CHALLENGE.
Lines containing the word "KIND" are the ones to copy from the records below.

RAW RECORDS.

┌──

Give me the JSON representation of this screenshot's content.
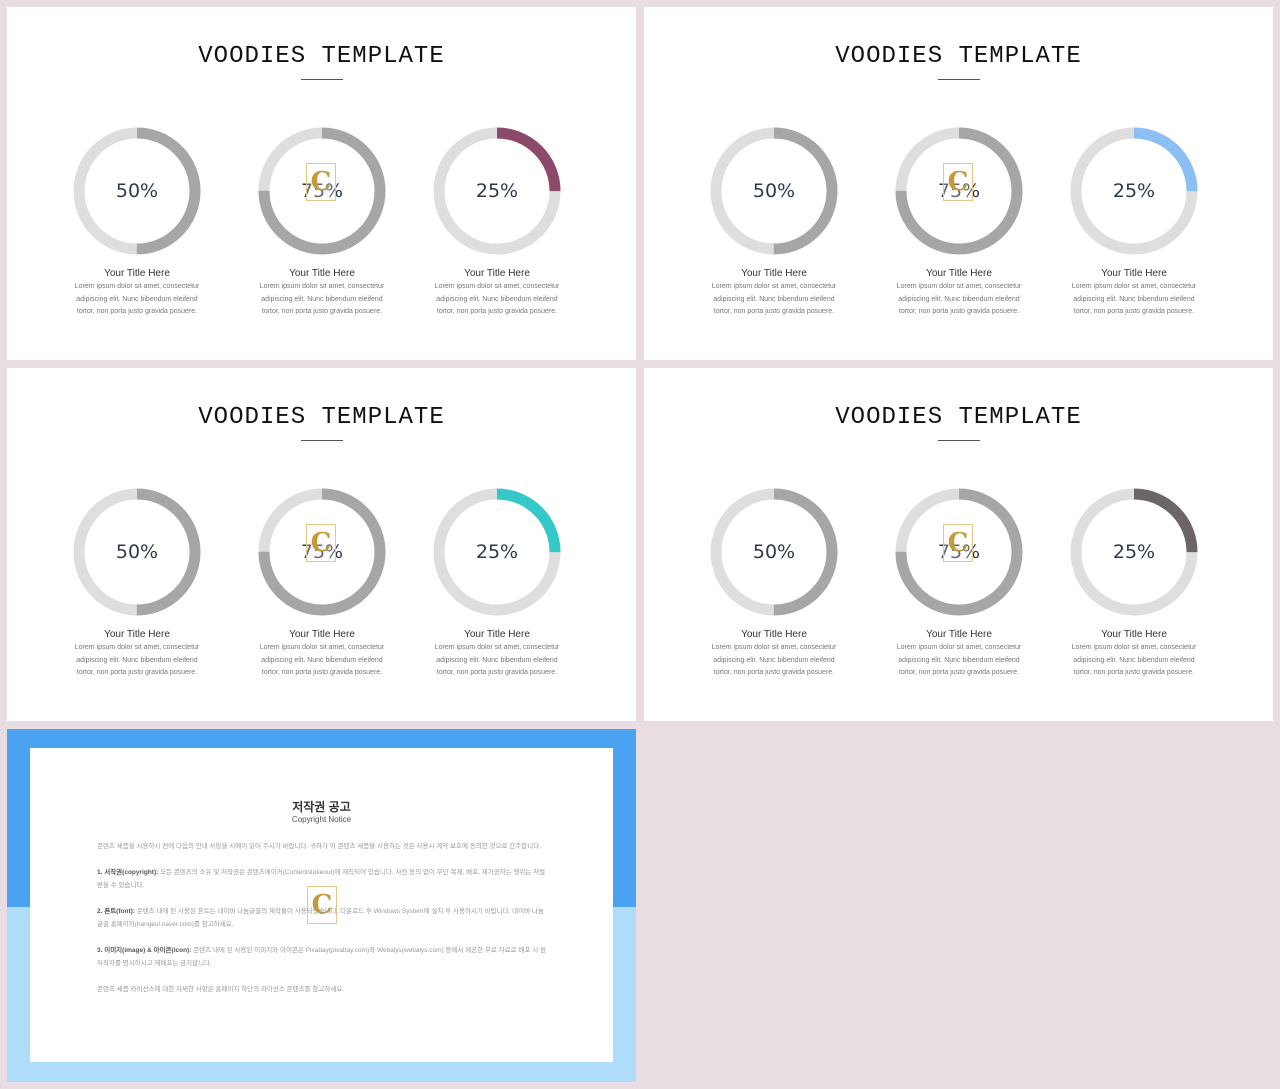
{
  "slides": [
    {
      "title": "VOODIES TEMPLATE",
      "accent_color": "#8c4a6b",
      "items": [
        {
          "value": "50%",
          "percent": 50,
          "title": "Your Title Here",
          "desc": [
            "Lorem ipsum dolor sit amet, consectetur",
            "adipiscing elit. Nunc bibendum eleifend",
            "tortor, non porta justo gravida posuere."
          ]
        },
        {
          "value": "75%",
          "percent": 75,
          "title": "Your Title Here",
          "desc": [
            "Lorem ipsum dolor sit amet, consectetur",
            "adipiscing elit. Nunc bibendum eleifend",
            "tortor, non porta justo gravida posuere."
          ]
        },
        {
          "value": "25%",
          "percent": 25,
          "title": "Your Title Here",
          "desc": [
            "Lorem ipsum dolor sit amet, consectetur",
            "adipiscing elit. Nunc bibendum eleifend",
            "tortor, non porta justo gravida posuere."
          ]
        }
      ]
    },
    {
      "title": "VOODIES TEMPLATE",
      "accent_color": "#8cc0f5",
      "items": [
        {
          "value": "50%",
          "percent": 50,
          "title": "Your Title Here",
          "desc": [
            "Lorem ipsum dolor sit amet, consectetur",
            "adipiscing elit. Nunc bibendum eleifend",
            "tortor, non porta justo gravida posuere."
          ]
        },
        {
          "value": "75%",
          "percent": 75,
          "title": "Your Title Here",
          "desc": [
            "Lorem ipsum dolor sit amet, consectetur",
            "adipiscing elit. Nunc bibendum eleifend",
            "tortor, non porta justo gravida posuere."
          ]
        },
        {
          "value": "25%",
          "percent": 25,
          "title": "Your Title Here",
          "desc": [
            "Lorem ipsum dolor sit amet, consectetur",
            "adipiscing elit. Nunc bibendum eleifend",
            "tortor, non porta justo gravida posuere."
          ]
        }
      ]
    },
    {
      "title": "VOODIES TEMPLATE",
      "accent_color": "#35c8c8",
      "items": [
        {
          "value": "50%",
          "percent": 50,
          "title": "Your Title Here",
          "desc": [
            "Lorem ipsum dolor sit amet, consectetur",
            "adipiscing elit. Nunc bibendum eleifend",
            "tortor, non porta justo gravida posuere."
          ]
        },
        {
          "value": "75%",
          "percent": 75,
          "title": "Your Title Here",
          "desc": [
            "Lorem ipsum dolor sit amet, consectetur",
            "adipiscing elit. Nunc bibendum eleifend",
            "tortor, non porta justo gravida posuere."
          ]
        },
        {
          "value": "25%",
          "percent": 25,
          "title": "Your Title Here",
          "desc": [
            "Lorem ipsum dolor sit amet, consectetur",
            "adipiscing elit. Nunc bibendum eleifend",
            "tortor, non porta justo gravida posuere."
          ]
        }
      ]
    },
    {
      "title": "VOODIES TEMPLATE",
      "accent_color": "#6b6565",
      "items": [
        {
          "value": "50%",
          "percent": 50,
          "title": "Your Title Here",
          "desc": [
            "Lorem ipsum dolor sit amet, consectetur",
            "adipiscing elit. Nunc bibendum eleifend",
            "tortor, non porta justo gravida posuere."
          ]
        },
        {
          "value": "75%",
          "percent": 75,
          "title": "Your Title Here",
          "desc": [
            "Lorem ipsum dolor sit amet, consectetur",
            "adipiscing elit. Nunc bibendum eleifend",
            "tortor, non porta justo gravida posuere."
          ]
        },
        {
          "value": "25%",
          "percent": 25,
          "title": "Your Title Here",
          "desc": [
            "Lorem ipsum dolor sit amet, consectetur",
            "adipiscing elit. Nunc bibendum eleifend",
            "tortor, non porta justo gravida posuere."
          ]
        }
      ]
    }
  ],
  "colors": {
    "background": "#e8dde2",
    "ring_track": "#dedede",
    "ring_fill": "#a6a6a6",
    "copyright_band_top": "#4aa2f0",
    "copyright_band_bottom": "#afdcf9"
  },
  "watermark": {
    "icon": "c-logo-icon",
    "glyph": "C"
  },
  "copyright": {
    "heading": "저작권 공고",
    "subheading": "Copyright Notice",
    "paragraphs": [
      {
        "lead": "",
        "text": "콘텐츠 세픔을 시용하시 전에 다음의 안내 사항을 시에이 읽어 주시기 바랍니다. 귀하가 이 콘텐츠 세픔을 시용하는 것은 사용시 계약 보호에 동의한 것으로 간주합니다."
      },
      {
        "lead": "1. 서작권(copyright):",
        "text": " 모든 콘텐츠의 소유 및 저작권은 콘텐츠메이커(Contentstokeout)에 재직되어 있습니다. 사전 동의 없이 무단 복제, 배포, 재가공하는 행위는 처벌 받을 수 있습니다."
      },
      {
        "lead": "2. 폰트(font):",
        "text": " 콘텐츠 내에 된 사용된 폰트는 네이버 나눔글꼴의 재작물이 사용되었습니다. 다운로드 후 Windows System에 설치 후 사용하시기 바랍니다. 네이버 나눔글꼴 홈페이지(hangeul.naver.com)를 참고하세요."
      },
      {
        "lead": "3. 이미지(image) & 아이콘(icon):",
        "text": " 콘텐츠 내에 된 사용된 이미지와 아이콘은 Pixabay(pixabay.com)와 Webalys(webalys.com) 등에서 제공한 무료 자료로 배포 시 원저작자를 명시하시고 재배포는 금지합니다."
      },
      {
        "lead": "",
        "text": "콘텐츠 세픔 라이선스에 대한 자세한 사항은 홈페이지 하단의 라이선스 콘텐츠를 참고하세요."
      }
    ]
  }
}
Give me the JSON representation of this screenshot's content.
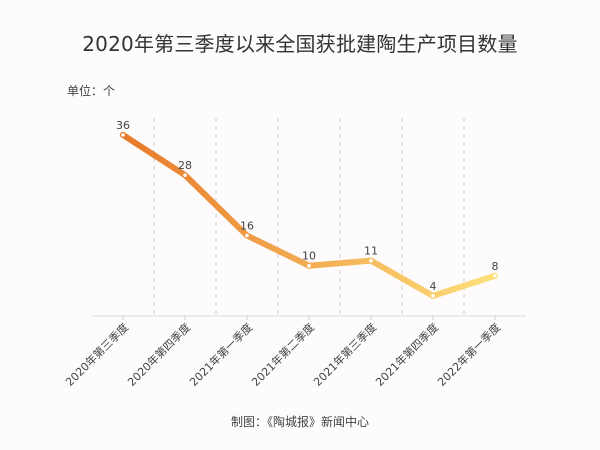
{
  "title": "2020年第三季度以来全国获批建陶生产项目数量",
  "unit_label": "单位：个",
  "footer": "制图：《陶城报》新闻中心",
  "colors": {
    "line_start": "#e8792a",
    "line_end": "#fde07a",
    "axis": "#dddddd",
    "grid": "#cccccc",
    "background": "#fdfbfb"
  },
  "chart_data": {
    "type": "line",
    "title": "2020年第三季度以来全国获批建陶生产项目数量",
    "xlabel": "",
    "ylabel": "单位：个",
    "categories": [
      "2020年第三季度",
      "2020年第四季度",
      "2021年第一季度",
      "2021年第二季度",
      "2021年第三季度",
      "2021年第四季度",
      "2022年第一季度"
    ],
    "values": [
      36,
      28,
      16,
      10,
      11,
      4,
      8
    ],
    "ylim": [
      0,
      36
    ],
    "grid": "vertical dashed separators",
    "legend": null,
    "data_labels": true
  }
}
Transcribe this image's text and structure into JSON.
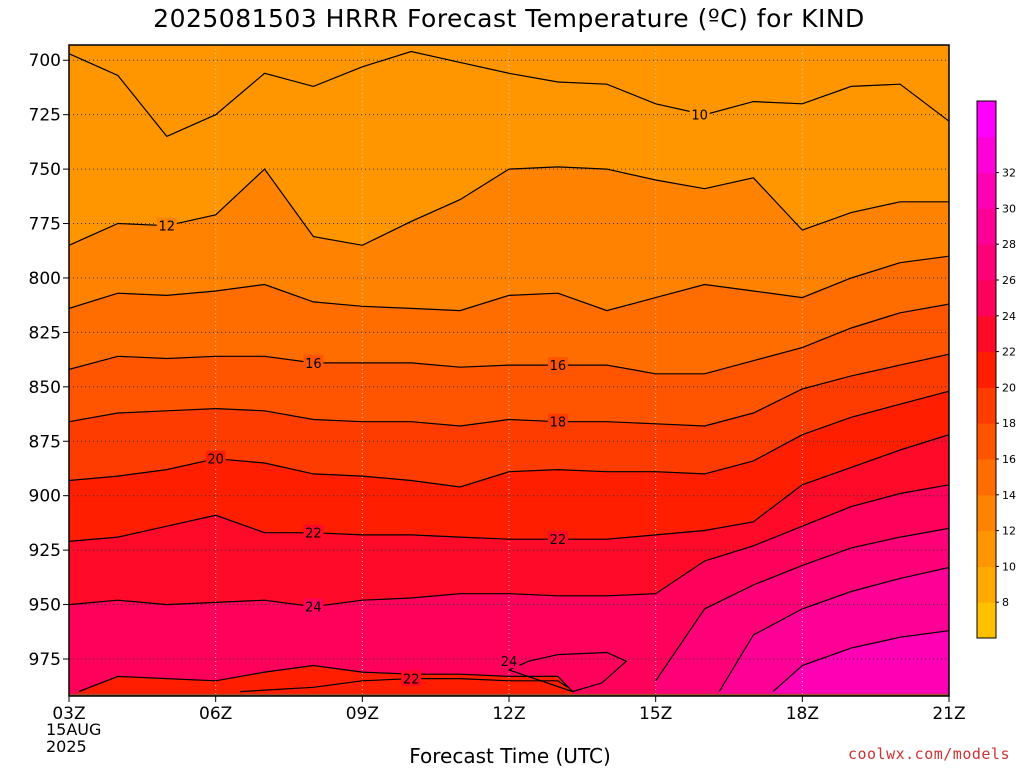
{
  "title": "2025081503 HRRR Forecast Temperature (ºC) for KIND",
  "xlabel": "Forecast Time (UTC)",
  "date_label": [
    "15AUG",
    "2025"
  ],
  "watermark": "coolwx.com/models",
  "chart_data": {
    "type": "heatmap",
    "title": "2025081503 HRRR Forecast Temperature (ºC) for KIND",
    "xlabel": "Forecast Time (UTC)",
    "ylabel": "",
    "x_ticks": [
      "03Z",
      "06Z",
      "09Z",
      "12Z",
      "15Z",
      "18Z",
      "21Z"
    ],
    "x_hours": [
      3,
      6,
      9,
      12,
      15,
      18,
      21
    ],
    "xlim": [
      3,
      21
    ],
    "y_ticks": [
      700,
      725,
      750,
      775,
      800,
      825,
      850,
      875,
      900,
      925,
      950,
      975
    ],
    "ylim": [
      992,
      693
    ],
    "y_axis": "pressure (hPa), inverted",
    "grid": true,
    "colorbar": {
      "placement": "right",
      "labels": [
        8,
        10,
        12,
        14,
        16,
        18,
        20,
        22,
        24,
        26,
        28,
        30,
        32
      ],
      "levels": [
        6,
        8,
        10,
        12,
        14,
        16,
        18,
        20,
        22,
        24,
        26,
        28,
        30,
        32,
        34
      ],
      "colors": [
        "#ffc000",
        "#ffaa00",
        "#ff9600",
        "#ff8200",
        "#ff6c00",
        "#ff5500",
        "#ff3c00",
        "#ff1e00",
        "#ff0a28",
        "#ff005a",
        "#ff0078",
        "#ff0096",
        "#ff00b4",
        "#ff00d8",
        "#ff00ff"
      ]
    },
    "ground_color": "#a0522d",
    "contour_values": [
      10,
      12,
      14,
      16,
      18,
      20,
      22,
      24,
      26,
      28,
      30
    ],
    "contour_labels": [
      {
        "value": "10",
        "hour": 15.9,
        "p": 725
      },
      {
        "value": "12",
        "hour": 5.0,
        "p": 776
      },
      {
        "value": "16",
        "hour": 8.0,
        "p": 839
      },
      {
        "value": "16",
        "hour": 13.0,
        "p": 840
      },
      {
        "value": "18",
        "hour": 13.0,
        "p": 866
      },
      {
        "value": "20",
        "hour": 6.0,
        "p": 883
      },
      {
        "value": "22",
        "hour": 8.0,
        "p": 917
      },
      {
        "value": "22",
        "hour": 13.0,
        "p": 920
      },
      {
        "value": "24",
        "hour": 8.0,
        "p": 951
      },
      {
        "value": "24",
        "hour": 12.0,
        "p": 976
      },
      {
        "value": "22",
        "hour": 10.0,
        "p": 984
      }
    ],
    "isotherms": [
      {
        "value": 10,
        "points": [
          [
            3,
            697
          ],
          [
            4,
            707
          ],
          [
            5,
            735
          ],
          [
            6,
            725
          ],
          [
            7,
            706
          ],
          [
            8,
            712
          ],
          [
            9,
            703
          ],
          [
            10,
            696
          ],
          [
            11,
            701
          ],
          [
            12,
            706
          ],
          [
            13,
            710
          ],
          [
            14,
            711
          ],
          [
            15,
            720
          ],
          [
            16,
            725
          ],
          [
            17,
            719
          ],
          [
            18,
            720
          ],
          [
            19,
            712
          ],
          [
            20,
            711
          ],
          [
            21,
            728
          ]
        ]
      },
      {
        "value": 12,
        "points": [
          [
            3,
            785
          ],
          [
            4,
            775
          ],
          [
            5,
            776
          ],
          [
            6,
            771
          ],
          [
            7,
            750
          ],
          [
            8,
            781
          ],
          [
            9,
            785
          ],
          [
            10,
            774
          ],
          [
            11,
            764
          ],
          [
            12,
            750
          ],
          [
            13,
            749
          ],
          [
            14,
            750
          ],
          [
            15,
            755
          ],
          [
            16,
            759
          ],
          [
            17,
            754
          ],
          [
            18,
            778
          ],
          [
            19,
            770
          ],
          [
            20,
            765
          ],
          [
            21,
            765
          ]
        ]
      },
      {
        "value": 14,
        "points": [
          [
            3,
            814
          ],
          [
            4,
            807
          ],
          [
            5,
            808
          ],
          [
            6,
            806
          ],
          [
            7,
            803
          ],
          [
            8,
            811
          ],
          [
            9,
            813
          ],
          [
            10,
            814
          ],
          [
            11,
            815
          ],
          [
            12,
            808
          ],
          [
            13,
            807
          ],
          [
            14,
            815
          ],
          [
            15,
            809
          ],
          [
            16,
            803
          ],
          [
            17,
            806
          ],
          [
            18,
            809
          ],
          [
            19,
            800
          ],
          [
            20,
            793
          ],
          [
            21,
            790
          ]
        ]
      },
      {
        "value": 16,
        "points": [
          [
            3,
            842
          ],
          [
            4,
            836
          ],
          [
            5,
            837
          ],
          [
            6,
            836
          ],
          [
            7,
            836
          ],
          [
            8,
            839
          ],
          [
            9,
            839
          ],
          [
            10,
            839
          ],
          [
            11,
            841
          ],
          [
            12,
            840
          ],
          [
            13,
            840
          ],
          [
            14,
            840
          ],
          [
            15,
            844
          ],
          [
            16,
            844
          ],
          [
            17,
            838
          ],
          [
            18,
            832
          ],
          [
            19,
            823
          ],
          [
            20,
            816
          ],
          [
            21,
            812
          ]
        ]
      },
      {
        "value": 18,
        "points": [
          [
            3,
            866
          ],
          [
            4,
            862
          ],
          [
            5,
            861
          ],
          [
            6,
            860
          ],
          [
            7,
            861
          ],
          [
            8,
            865
          ],
          [
            9,
            866
          ],
          [
            10,
            866
          ],
          [
            11,
            868
          ],
          [
            12,
            865
          ],
          [
            13,
            866
          ],
          [
            14,
            866
          ],
          [
            15,
            867
          ],
          [
            16,
            868
          ],
          [
            17,
            862
          ],
          [
            18,
            851
          ],
          [
            19,
            845
          ],
          [
            20,
            840
          ],
          [
            21,
            835
          ]
        ]
      },
      {
        "value": 20,
        "points": [
          [
            3,
            893
          ],
          [
            4,
            891
          ],
          [
            5,
            888
          ],
          [
            6,
            883
          ],
          [
            7,
            885
          ],
          [
            8,
            890
          ],
          [
            9,
            891
          ],
          [
            10,
            893
          ],
          [
            11,
            896
          ],
          [
            12,
            889
          ],
          [
            13,
            888
          ],
          [
            14,
            889
          ],
          [
            15,
            889
          ],
          [
            16,
            890
          ],
          [
            17,
            884
          ],
          [
            18,
            872
          ],
          [
            19,
            864
          ],
          [
            20,
            858
          ],
          [
            21,
            852
          ]
        ]
      },
      {
        "value": 22,
        "points": [
          [
            3,
            921
          ],
          [
            4,
            919
          ],
          [
            5,
            914
          ],
          [
            6,
            909
          ],
          [
            7,
            917
          ],
          [
            8,
            917
          ],
          [
            9,
            918
          ],
          [
            10,
            918
          ],
          [
            11,
            919
          ],
          [
            12,
            920
          ],
          [
            13,
            920
          ],
          [
            14,
            920
          ],
          [
            15,
            918
          ],
          [
            16,
            916
          ],
          [
            17,
            912
          ],
          [
            18,
            895
          ],
          [
            19,
            887
          ],
          [
            20,
            879
          ],
          [
            21,
            872
          ]
        ]
      },
      {
        "value": 24,
        "points": [
          [
            3,
            950
          ],
          [
            4,
            948
          ],
          [
            5,
            950
          ],
          [
            6,
            949
          ],
          [
            7,
            948
          ],
          [
            8,
            951
          ],
          [
            9,
            948
          ],
          [
            10,
            947
          ],
          [
            11,
            945
          ],
          [
            12,
            945
          ],
          [
            13,
            946
          ],
          [
            14,
            946
          ],
          [
            15,
            945
          ],
          [
            16,
            930
          ],
          [
            17,
            923
          ],
          [
            18,
            914
          ],
          [
            19,
            905
          ],
          [
            20,
            899
          ],
          [
            21,
            895
          ]
        ]
      },
      {
        "value": 26,
        "points": [
          [
            15.0,
            985
          ],
          [
            16.0,
            952
          ],
          [
            17.0,
            941
          ],
          [
            18.0,
            932
          ],
          [
            19.0,
            924
          ],
          [
            20.0,
            919
          ],
          [
            21.0,
            915
          ]
        ]
      },
      {
        "value": 28,
        "points": [
          [
            16.3,
            990
          ],
          [
            17.0,
            964
          ],
          [
            18.0,
            952
          ],
          [
            19.0,
            944
          ],
          [
            20.0,
            938
          ],
          [
            21.0,
            933
          ]
        ]
      },
      {
        "value": 30,
        "points": [
          [
            17.4,
            990
          ],
          [
            18.0,
            978
          ],
          [
            19.0,
            970
          ],
          [
            20.0,
            965
          ],
          [
            21.0,
            962
          ]
        ]
      },
      {
        "value": 24,
        "points": [
          [
            12.0,
            980
          ],
          [
            12.4,
            976
          ],
          [
            13.0,
            973
          ],
          [
            14.0,
            972
          ],
          [
            14.4,
            976
          ],
          [
            13.9,
            986
          ],
          [
            13.3,
            990
          ]
        ]
      },
      {
        "value": 22,
        "points": [
          [
            3.2,
            990
          ],
          [
            4.0,
            983
          ],
          [
            5.0,
            984
          ],
          [
            6.0,
            985
          ],
          [
            7.0,
            981
          ],
          [
            8.0,
            978
          ],
          [
            9.0,
            981
          ],
          [
            10.0,
            982
          ],
          [
            11.0,
            982
          ],
          [
            12.0,
            983
          ],
          [
            13.0,
            983
          ],
          [
            13.3,
            990
          ]
        ]
      },
      {
        "value": 22,
        "points": [
          [
            6.5,
            990
          ],
          [
            8.0,
            988
          ],
          [
            9.0,
            985
          ],
          [
            10.0,
            984
          ],
          [
            11.0,
            984
          ],
          [
            12.0,
            985
          ],
          [
            13.0,
            985
          ],
          [
            13.2,
            988
          ]
        ]
      }
    ]
  }
}
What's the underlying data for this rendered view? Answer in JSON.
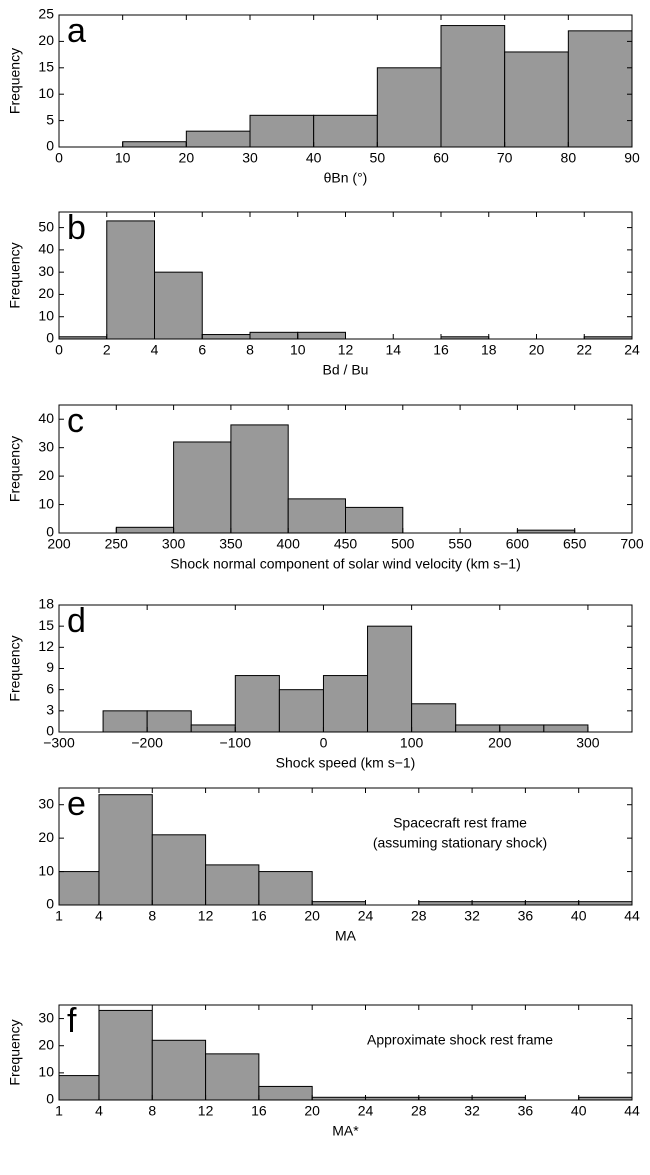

└──

ANSWER BELOW.
  "title": "2025081503 HRRR Forecast Temperature (ºC) for KIND",
    "title": "2025081503 HRRR Forecast Temperature (ºC) for KIND",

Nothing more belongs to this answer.